== Stated goal 1 ==
In the entries below, reproduce verbatim everything from the line containing "wireless-setup-button[interactable]: Wireless Setup" down to the line containing "wireless-signal-status: Wireless Signal", including both of those lines and nothing else.

== Document excerpt ==
☆ ☆ ☆ ☆
It is possible that the public, the council, and staff do not realize that the aquarium purchased the majority of land it uses outright and in fee from the former owners of the derelict Hovden Cannery, which occupied the site for many years. It is unknown whether Hovden paid any rent at all for the tidelands property around the fringe of the cannery. But some council members and the city staff, unaware of the institutional history of city and state involvement in the development of our world class aquarium, have decided to take a run at a piece of the aquarium’s non-profit pie despite the fact that the tidelands use there is only around the fringe, and greatly enhances public access to the bay at no cost to the public.
An examination of the facts is in order. Monterey entered into a written lease with Monterey Bay Aquarium (“MBA”) on March 10, 1981, for a term of 50 years for the purpose of creation of an aquarium and related research and educational activities. Characteristic of the city’s penchant for using leases drafted by the city attorney rather than a competent real estate lawyer, the lease is almost entirely boilerplate and is notable only for its brevity and unprofessional presentation. The only three paragraphs specifically tailored to this unique transaction involved one sentence for a 50-year term, identification of the use, and the following provision for rent:
- Rent: Lessee agrees to pay the sum of ONE DOLLAR ($1.00) per year as rent. Said rental amount shall be reviewed not less than every five (5) years in accordance with Monterey City Charter section 6.8 and said amount may be adjusted as set forth therein. In no case shall said rental amount be less than ONE DOLLAR ($1.00).
Nowhere in the lease is the concept of “fair market rent” mentioned. Section 6.8 of the City Charter no longer exists, and there is nothing in the lease suggesting that a successor ordinance will apply. All section 6.8 said was that a three- arbitrator process would be employed if the parties could not agree on rent – but 6.8 says nothing whatsoever about “fair market rent.” So there is “no there there” regarding a standard or criteria “set forth therein.”
It is a well understood and a universal rule of law that any ambiguity or confusion in a written document is construed against the drafter. That is the city. So what is the criteria for adjusting the rent? Cost of living? Assuming, for example, that the cost of living has doubled since 1981, a generous interpretation of this lease provision could increase the rent to $2 per year. But that’s pretty nonsensical, isn’t it? No less nonsensical would be to claim “highest and best use” or “fair market rent” when no such standard is alluded to in the lease.
Monterey enticed the aquarium development in 1981 with nominal rent for the tidelands, and now wants to renege when the aquarium has been too successful.
☆ ☆ ☆ ☆
== Stated goal 2 ==
Condense the paragraph of the aquarium lease commentary that begins "Nowhere in the lease is" into a short bulleted list that keeps its main facts.
☆ ☆ ☆ ☆
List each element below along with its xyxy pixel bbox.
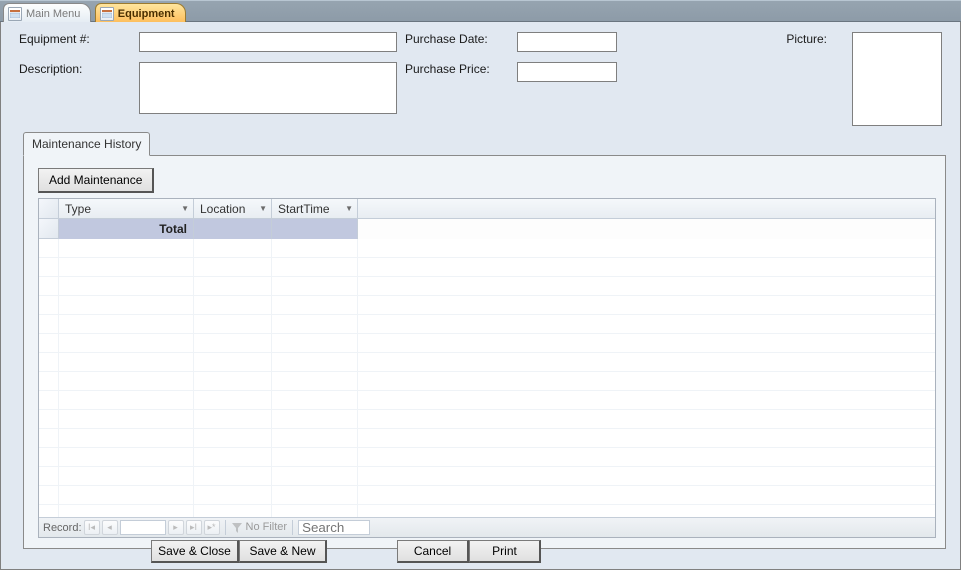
column-header-location[interactable]: Location ▼ [194, 199, 272, 218]
grid-total-row: Total [39, 219, 935, 239]
form-icon [8, 7, 22, 21]
footer-buttons: Save & Close Save & New Cancel Print [1, 540, 960, 563]
form-icon [100, 7, 114, 21]
column-header-blank [358, 199, 935, 218]
purchase-date-label: Purchase Date: [397, 32, 517, 46]
document-tab-strip: Main Menu Equipment [0, 0, 961, 22]
description-input[interactable] [139, 62, 397, 114]
add-maintenance-button[interactable]: Add Maintenance [38, 168, 154, 193]
cancel-button[interactable]: Cancel [397, 540, 469, 563]
tab-main-menu-label: Main Menu [26, 8, 80, 20]
grid-body[interactable] [39, 239, 935, 517]
save-close-button[interactable]: Save & Close [151, 540, 239, 563]
tab-equipment-label: Equipment [118, 8, 175, 20]
subform-tab-wrap: Maintenance History [23, 132, 150, 156]
column-header-type-label: Type [65, 202, 91, 216]
nav-new-button[interactable]: ▸* [204, 520, 220, 535]
row-selector[interactable] [39, 219, 59, 238]
purchase-price-input[interactable] [517, 62, 617, 82]
save-new-button[interactable]: Save & New [239, 540, 327, 563]
record-navigator: Record: I◂ ◂ ▸ ▸I ▸* No Filter [39, 517, 935, 537]
print-button[interactable]: Print [469, 540, 541, 563]
grid-header: Type ▼ Location ▼ StartTime ▼ [39, 199, 935, 219]
form-body: Equipment #: Purchase Date: Description:… [0, 22, 961, 570]
picture-box[interactable] [852, 32, 942, 126]
total-label: Total [59, 219, 194, 239]
nav-prev-button[interactable]: ◂ [102, 520, 118, 535]
chevron-down-icon: ▼ [181, 204, 189, 213]
nav-next-button[interactable]: ▸ [168, 520, 184, 535]
tab-equipment[interactable]: Equipment [95, 3, 186, 23]
nav-separator [225, 520, 226, 535]
maintenance-grid: Type ▼ Location ▼ StartTime ▼ Total [38, 198, 936, 538]
picture-label: Picture: [786, 32, 827, 46]
grid-select-all[interactable] [39, 199, 59, 218]
equipment-no-label: Equipment #: [19, 32, 139, 46]
total-filler-cell [358, 219, 935, 239]
record-label: Record: [43, 522, 82, 534]
nav-current-record[interactable] [120, 520, 166, 535]
subform-tab-maintenance-history[interactable]: Maintenance History [23, 132, 150, 156]
total-starttime-cell [272, 219, 358, 239]
nav-separator [292, 520, 293, 535]
tab-main-menu[interactable]: Main Menu [3, 3, 91, 23]
column-header-type[interactable]: Type ▼ [59, 199, 194, 218]
filter-indicator[interactable]: No Filter [231, 521, 288, 533]
column-header-starttime[interactable]: StartTime ▼ [272, 199, 358, 218]
fields-area: Equipment #: Purchase Date: Description:… [19, 32, 942, 127]
purchase-price-label: Purchase Price: [397, 62, 517, 76]
chevron-down-icon: ▼ [345, 204, 353, 213]
purchase-date-input[interactable] [517, 32, 617, 52]
equipment-no-input[interactable] [139, 32, 397, 52]
nav-first-button[interactable]: I◂ [84, 520, 100, 535]
nav-search-input[interactable] [298, 520, 370, 535]
nav-last-button[interactable]: ▸I [186, 520, 202, 535]
chevron-down-icon: ▼ [259, 204, 267, 213]
description-label: Description: [19, 62, 139, 76]
subform-panel: Add Maintenance Type ▼ Location ▼ StartT… [23, 155, 946, 549]
column-header-starttime-label: StartTime [278, 202, 330, 216]
funnel-icon [231, 522, 243, 534]
column-header-location-label: Location [200, 202, 245, 216]
total-location-cell [194, 219, 272, 239]
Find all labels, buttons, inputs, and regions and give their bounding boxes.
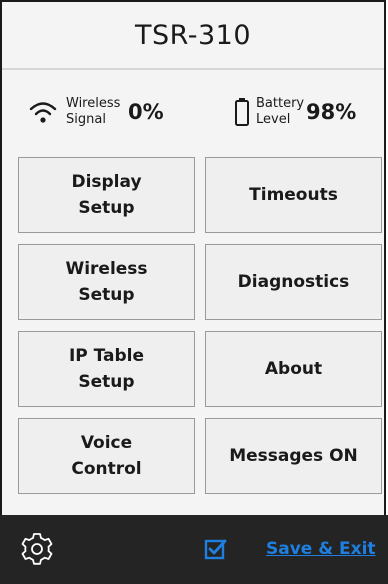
wireless-setup-button[interactable]: Wireless Setup <box>18 244 195 320</box>
status-row: Wireless Signal 0% Battery Level 98% <box>2 72 384 152</box>
about-label: About <box>264 359 323 379</box>
footer-bar: Save & Exit <box>0 515 388 584</box>
save-and-exit-link[interactable]: Save & Exit <box>266 539 376 559</box>
voice-control-label: Voice Control <box>71 433 142 479</box>
battery-level-label: Battery Level <box>256 96 305 127</box>
device-screen: TSR-310 Wireless Signal 0% Battery Level… <box>0 0 386 584</box>
battery-level-value: 98% <box>306 100 357 124</box>
ip-table-setup-label: IP Table Setup <box>68 346 145 392</box>
gear-icon[interactable] <box>19 531 55 567</box>
title-bar: TSR-310 <box>2 2 384 70</box>
wireless-signal-status: Wireless Signal 0% <box>28 72 164 152</box>
timeouts-button[interactable]: Timeouts <box>205 157 382 233</box>
battery-icon <box>235 98 249 126</box>
wireless-setup-label: Wireless Setup <box>65 259 148 305</box>
voice-control-button[interactable]: Voice Control <box>18 418 195 494</box>
messages-toggle-button[interactable]: Messages ON <box>205 418 382 494</box>
timeouts-label: Timeouts <box>249 185 338 205</box>
diagnostics-label: Diagnostics <box>237 272 350 292</box>
ip-table-setup-button[interactable]: IP Table Setup <box>18 331 195 407</box>
wireless-signal-label: Wireless Signal <box>66 96 121 127</box>
messages-toggle-label: Messages ON <box>229 446 358 466</box>
display-setup-button[interactable]: Display Setup <box>18 157 195 233</box>
battery-level-status: Battery Level 98% <box>234 72 356 152</box>
diagnostics-button[interactable]: Diagnostics <box>205 244 382 320</box>
page-title: TSR-310 <box>134 19 252 51</box>
checkbox-checked-icon[interactable] <box>204 537 228 561</box>
about-button[interactable]: About <box>205 331 382 407</box>
display-setup-label: Display Setup <box>71 172 142 218</box>
wifi-icon <box>29 102 57 123</box>
wireless-signal-value: 0% <box>128 100 164 124</box>
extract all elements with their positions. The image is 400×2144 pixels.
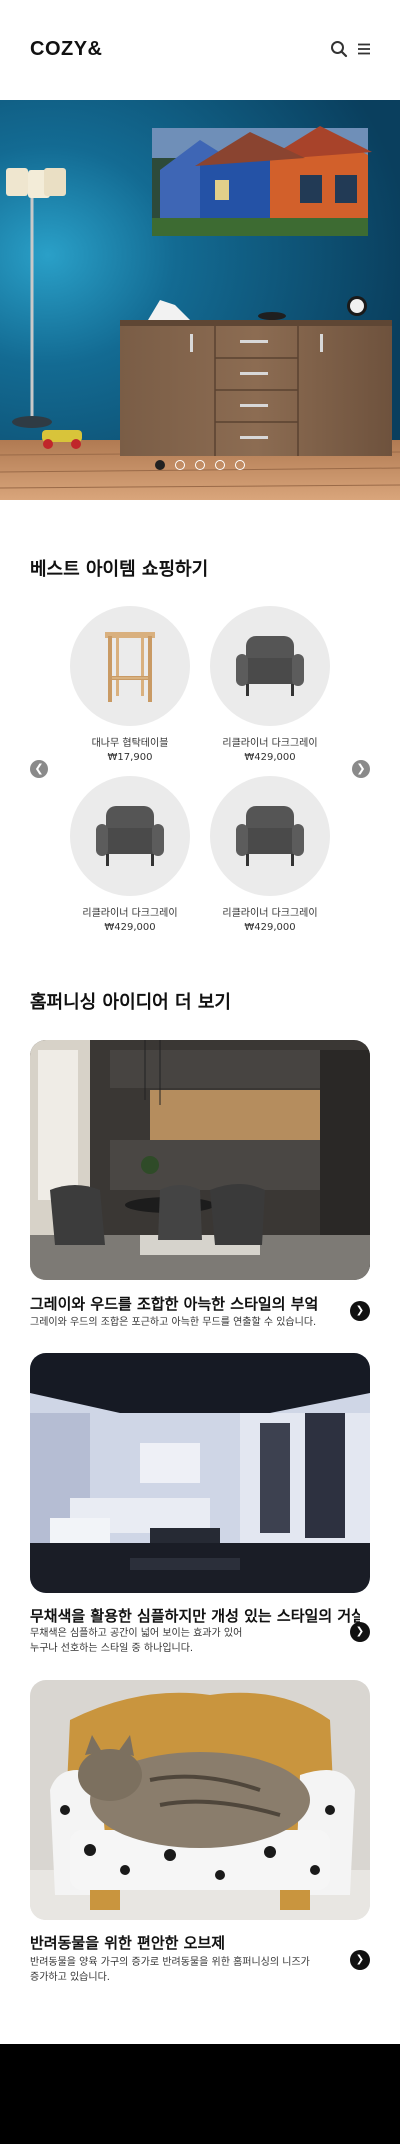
product-name: 대나무 협탁테이블	[91, 738, 169, 749]
idea-card-desc-line: 누구나 선호하는 스타일 중 하나입니다.	[30, 1643, 194, 1654]
product-price: ₩17,900	[107, 752, 153, 763]
slider-dot[interactable]	[215, 460, 225, 470]
idea-card-desc: 그레이와 우드의 조합은 포근하고 아늑한 무드를 연출할 수 있습니다.	[30, 1315, 330, 1330]
slider-dot[interactable]	[175, 460, 185, 470]
product-image-recliner	[210, 606, 330, 726]
site-footer	[0, 2044, 400, 2144]
idea-card-image-living-room[interactable]	[30, 1353, 370, 1593]
chevron-right-icon[interactable]: ❯	[350, 1950, 370, 1970]
product-price: ₩429,000	[244, 752, 296, 763]
idea-card-desc: 반려동물을 양육 가구의 증가로 반려동물을 위한 홈퍼니싱의 니즈가 증가하고…	[30, 1955, 330, 1985]
idea-card-heading[interactable]: 무채색을 활용한 심플하지만 개성 있는 스타일의 거실	[30, 1605, 360, 1626]
hero-slider[interactable]	[0, 100, 400, 500]
hamburger-menu-icon[interactable]	[355, 40, 373, 58]
idea-card-desc-line: 그레이와 우드의 조합은 포근하고 아늑한 무드를 연출할 수 있습니다.	[30, 1317, 317, 1328]
ideas-title: 홈퍼니싱 아이디어 더 보기	[30, 992, 231, 1013]
product-card[interactable]: 리클라이너 다크그레이 ₩429,000	[195, 776, 345, 935]
idea-card-image-kitchen[interactable]	[30, 1040, 370, 1280]
product-image-side-table	[70, 606, 190, 726]
product-card[interactable]: 리클라이너 다크그레이 ₩429,000	[55, 776, 205, 935]
chevron-left-icon[interactable]: ❮	[30, 760, 48, 778]
product-name: 리클라이너 다크그레이	[82, 908, 178, 919]
best-items-title: 베스트 아이템 쇼핑하기	[30, 559, 209, 580]
slider-dots	[0, 460, 400, 474]
idea-card-heading[interactable]: 그레이와 우드를 조합한 아늑한 스타일의 부엌	[30, 1293, 360, 1314]
hero-image	[0, 100, 400, 500]
idea-card-heading[interactable]: 반려동물을 위한 편안한 오브제	[30, 1932, 360, 1953]
idea-card-image-pet-sofa[interactable]	[30, 1680, 370, 1920]
product-card[interactable]: 리클라이너 다크그레이 ₩429,000	[195, 606, 345, 765]
chevron-right-icon[interactable]: ❯	[352, 760, 370, 778]
idea-card-desc-line: 무채색은 심플하고 공간이 넓어 보이는 효과가 있어	[30, 1628, 243, 1639]
idea-card-desc: 무채색은 심플하고 공간이 넓어 보이는 효과가 있어 누구나 선호하는 스타일…	[30, 1626, 330, 1656]
chevron-right-icon[interactable]: ❯	[350, 1301, 370, 1321]
logo[interactable]: COZY&	[30, 38, 103, 61]
search-icon[interactable]	[330, 40, 348, 58]
product-name: 리클라이너 다크그레이	[222, 908, 318, 919]
product-image-recliner	[70, 776, 190, 896]
product-price: ₩429,000	[104, 922, 156, 933]
chevron-right-icon[interactable]: ❯	[350, 1622, 370, 1642]
site-header: COZY&	[0, 0, 400, 100]
product-image-recliner	[210, 776, 330, 896]
idea-card-desc-line: 반려동물을 양육 가구의 증가로 반려동물을 위한 홈퍼니싱의 니즈가	[30, 1957, 310, 1968]
product-name: 리클라이너 다크그레이	[222, 738, 318, 749]
slider-dot[interactable]	[155, 460, 165, 470]
product-card[interactable]: 대나무 협탁테이블 ₩17,900	[55, 606, 205, 765]
idea-card-desc-line: 증가하고 있습니다.	[30, 1972, 110, 1983]
product-price: ₩429,000	[244, 922, 296, 933]
slider-dot[interactable]	[195, 460, 205, 470]
slider-dot[interactable]	[235, 460, 245, 470]
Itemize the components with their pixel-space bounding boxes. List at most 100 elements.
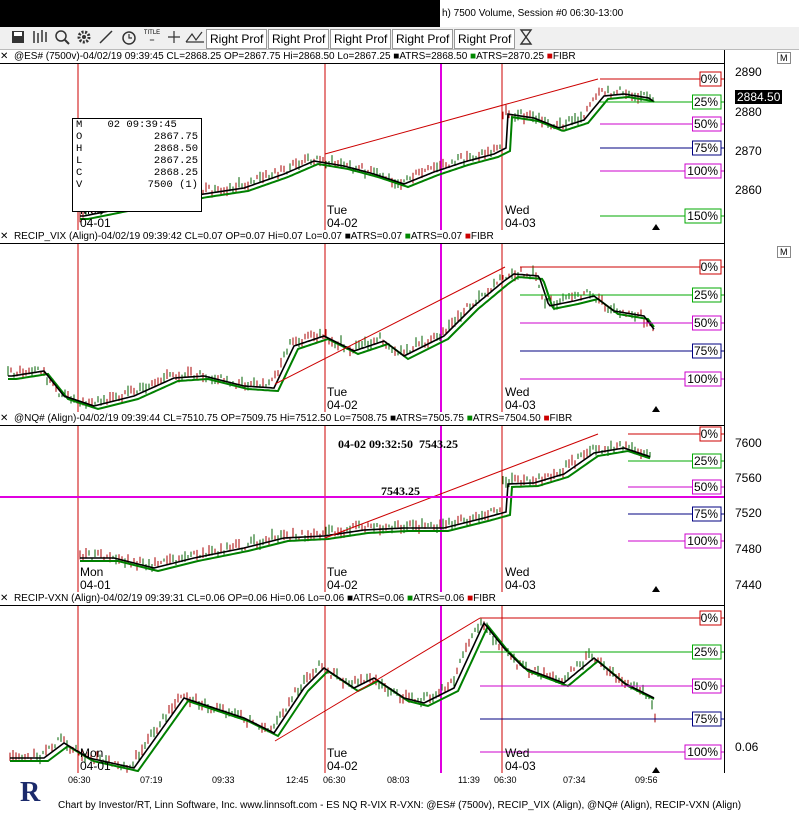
- bars-icon[interactable]: [31, 29, 49, 47]
- time-axis-label: 09:56: [635, 775, 658, 785]
- window-title: h) 7500 Volume, Session #0 06:30-13:00: [440, 0, 799, 27]
- zoom-icon[interactable]: [54, 29, 70, 47]
- data-window-row: V 7500 (1): [73, 179, 201, 191]
- alarm-clock-icon[interactable]: [120, 29, 138, 47]
- time-axis-label: 11:39: [458, 775, 480, 785]
- fib-trendline: [274, 266, 506, 385]
- time-axis-label: 06:30: [323, 775, 346, 785]
- es-price-scale[interactable]: 2890 2880 2870 2860 2884.50 M: [724, 50, 799, 230]
- fib-level-label: 50%: [694, 117, 718, 131]
- fib-trendline: [324, 78, 599, 155]
- day-label: Mon: [80, 565, 103, 579]
- vxn-atrs1: ATRS=0.06: [353, 593, 405, 604]
- fib-level-label: 25%: [694, 454, 718, 468]
- title-icon[interactable]: TITLE ═: [142, 29, 162, 47]
- fib-level-label: 75%: [694, 344, 718, 358]
- fib-level-label: 75%: [694, 141, 718, 155]
- draw-line-icon[interactable]: [98, 29, 114, 47]
- nq-fibr: FIBR: [549, 413, 573, 424]
- data-window: M 02 09:39:45 O 2867.75 H 2868.50 L 2867.25 C 2…: [72, 118, 202, 212]
- pane-vix: ✕ RECIP_VIX (Align)-04/02/19 09:39:42 CL…: [0, 230, 799, 412]
- pane-es: ✕ @ES# (7500v)-04/02/19 09:39:45 CL=2868…: [0, 50, 799, 230]
- time-axis-label: 06:30: [68, 775, 91, 785]
- fib-level-label: 100%: [687, 372, 718, 386]
- time-axis[interactable]: 06:30 07:19 09:33 12:45 06:30 08:03 11:39 06:30…: [0, 773, 730, 787]
- es-ytick-2: 2880: [735, 105, 762, 119]
- es-last-price-badge: 2884.50: [735, 90, 783, 104]
- vix-price-scale[interactable]: M: [724, 230, 799, 412]
- es-atrs1: ATRS=2868.50: [399, 51, 468, 62]
- vxn-atrs2: ATRS=0.06: [413, 593, 465, 604]
- crosshair-icon[interactable]: [166, 29, 182, 47]
- pane-button-m[interactable]: M: [777, 52, 791, 64]
- vxn-price-scale[interactable]: 0.06: [724, 592, 799, 773]
- right-prof-button-4[interactable]: Right Prof: [392, 29, 454, 49]
- data-window-value: 2867.75: [153, 131, 198, 143]
- hourglass-icon[interactable]: [518, 29, 534, 47]
- right-prof-button-3[interactable]: Right Prof: [330, 29, 392, 49]
- vxn-header-text: RECIP-VXN (Align)-04/02/19 09:39:31 CL=0…: [13, 593, 345, 604]
- day-label: Wed: [505, 385, 529, 399]
- time-axis-label: 09:33: [212, 775, 235, 785]
- time-axis-label: 12:45: [286, 775, 309, 785]
- pane-es-header: ✕ @ES# (7500v)-04/02/19 09:39:45 CL=2868…: [0, 50, 730, 64]
- day-label: Tue: [327, 565, 348, 579]
- nq-ytick-5: 7440: [735, 578, 762, 592]
- fib-level-label: 100%: [687, 164, 718, 178]
- data-window-value: 2868.50: [153, 143, 198, 155]
- fib-level-label: 25%: [694, 645, 718, 659]
- es-ytick-3: 2870: [735, 144, 762, 158]
- measure-icon[interactable]: [184, 29, 206, 47]
- data-window-row: H 2868.50: [73, 143, 201, 155]
- fib-level-label: 50%: [694, 480, 718, 494]
- date-label: 04-02: [327, 578, 358, 592]
- fib-level-label: 25%: [694, 95, 718, 109]
- vix-header-text: RECIP_VIX (Align)-04/02/19 09:39:42 CL=0…: [13, 231, 342, 242]
- date-label: 04-02: [327, 398, 358, 412]
- vxn-chart-canvas[interactable]: 0% 25% 50% 75% 100% Mon04-01 Tue04-02 Wed04-03: [0, 606, 730, 773]
- chart-toolbar: TITLE ═ Right Prof Right Prof Right Prof …: [0, 27, 799, 50]
- day-label: Mon: [80, 746, 103, 760]
- chart-footer: Chart by Investor/RT, Linn Software, Inc…: [58, 800, 742, 811]
- save-icon[interactable]: [10, 29, 26, 47]
- vix-atrs1: ATRS=0.07: [350, 231, 403, 242]
- time-axis-label: 07:34: [563, 775, 586, 785]
- nq-atrs1: ATRS=7505.75: [396, 413, 464, 424]
- pane-vxn: ✕ RECIP-VXN (Align)-04/02/19 09:39:31 CL…: [0, 592, 799, 773]
- data-window-key: H: [76, 143, 83, 155]
- pane-vxn-header: ✕ RECIP-VXN (Align)-04/02/19 09:39:31 CL…: [0, 592, 730, 606]
- fib-level-label: 75%: [694, 712, 718, 726]
- data-window-row: O 2867.75: [73, 131, 201, 143]
- vix-atrs2: ATRS=0.07: [410, 231, 463, 242]
- data-window-value: 7500 (1): [147, 179, 198, 191]
- pane-vix-header: ✕ RECIP_VIX (Align)-04/02/19 09:39:42 CL…: [0, 230, 730, 244]
- close-pane-icon[interactable]: ✕: [0, 51, 8, 62]
- gear-icon[interactable]: [76, 29, 92, 47]
- close-pane-icon[interactable]: ✕: [0, 413, 8, 424]
- day-label: Wed: [505, 203, 529, 217]
- time-axis-label: 07:19: [140, 775, 163, 785]
- fib-level-label: 75%: [694, 507, 718, 521]
- pane-button-m[interactable]: M: [777, 246, 791, 258]
- right-prof-button-2[interactable]: Right Prof: [268, 29, 330, 49]
- fib-trendline: [274, 617, 481, 742]
- right-prof-button-5[interactable]: Right Prof: [454, 29, 516, 49]
- data-window-value: 2868.25: [153, 167, 198, 179]
- vix-chart-canvas[interactable]: 0% 25% 50% 75% 100% Tue04-02 Wed04-03: [0, 244, 730, 412]
- linn-logo: R: [18, 775, 48, 809]
- date-label: 04-03: [505, 578, 536, 592]
- close-pane-icon[interactable]: ✕: [0, 231, 8, 242]
- right-prof-button-1[interactable]: Right Prof: [206, 29, 268, 49]
- svg-text:R: R: [20, 777, 41, 808]
- day-label: Tue: [327, 203, 348, 217]
- es-ytick-4: 2860: [735, 183, 762, 197]
- pane-nq-header: ✕ @NQ# (Align)-04/02/19 09:39:44 CL=7510…: [0, 412, 730, 426]
- nq-ytick-1: 7600: [735, 436, 762, 450]
- fib-level-label: 0%: [701, 72, 719, 86]
- fib-level-label: 150%: [687, 209, 718, 223]
- data-window-row: L 2867.25: [73, 155, 201, 167]
- nq-price-scale[interactable]: 7600 7560 7520 7480 7440: [724, 412, 799, 592]
- nq-ytick-3: 7520: [735, 506, 762, 520]
- close-pane-icon[interactable]: ✕: [0, 593, 8, 604]
- data-window-value: 2867.25: [153, 155, 198, 167]
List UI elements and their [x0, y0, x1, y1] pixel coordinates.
☆ ☆ ☆ ☆
== Exercise solution 1 ==
wireless-setup-button[interactable]: Wireless Setup <box>18 244 195 320</box>
status-row: Wireless Signal 0% Battery Level 98% <box>2 72 384 152</box>
about-label: About <box>264 359 323 379</box>
footer-bar: Save & Exit <box>0 515 388 584</box>
save-and-exit-link[interactable]: Save & Exit <box>266 539 376 559</box>
voice-control-label: Voice Control <box>71 433 142 479</box>
battery-level-label: Battery Level <box>256 96 305 127</box>
device-screen: TSR-310 Wireless Signal 0% Battery Level… <box>0 0 386 584</box>
battery-level-value: 98% <box>306 100 357 124</box>
ip-table-setup-label: IP Table Setup <box>68 346 145 392</box>
gear-icon[interactable] <box>19 531 55 567</box>
title-bar: TSR-310 <box>2 2 384 70</box>
wireless-signal-status: Wireless Signal 0% <box>28 72 164 152</box>

== Exercise solution 2 ==
- The lease never mentions "fair market rent."
- Section 6.8 of the City Charter no longer exists, and nothing in the lease suggests that a successor ordinance will apply.
- Section 6.8 provided only for a three-arbitrator process if the parties could not agree on rent. It said nothing about "fair market rent."
- Consequently, no standard or criteria are "set forth therein."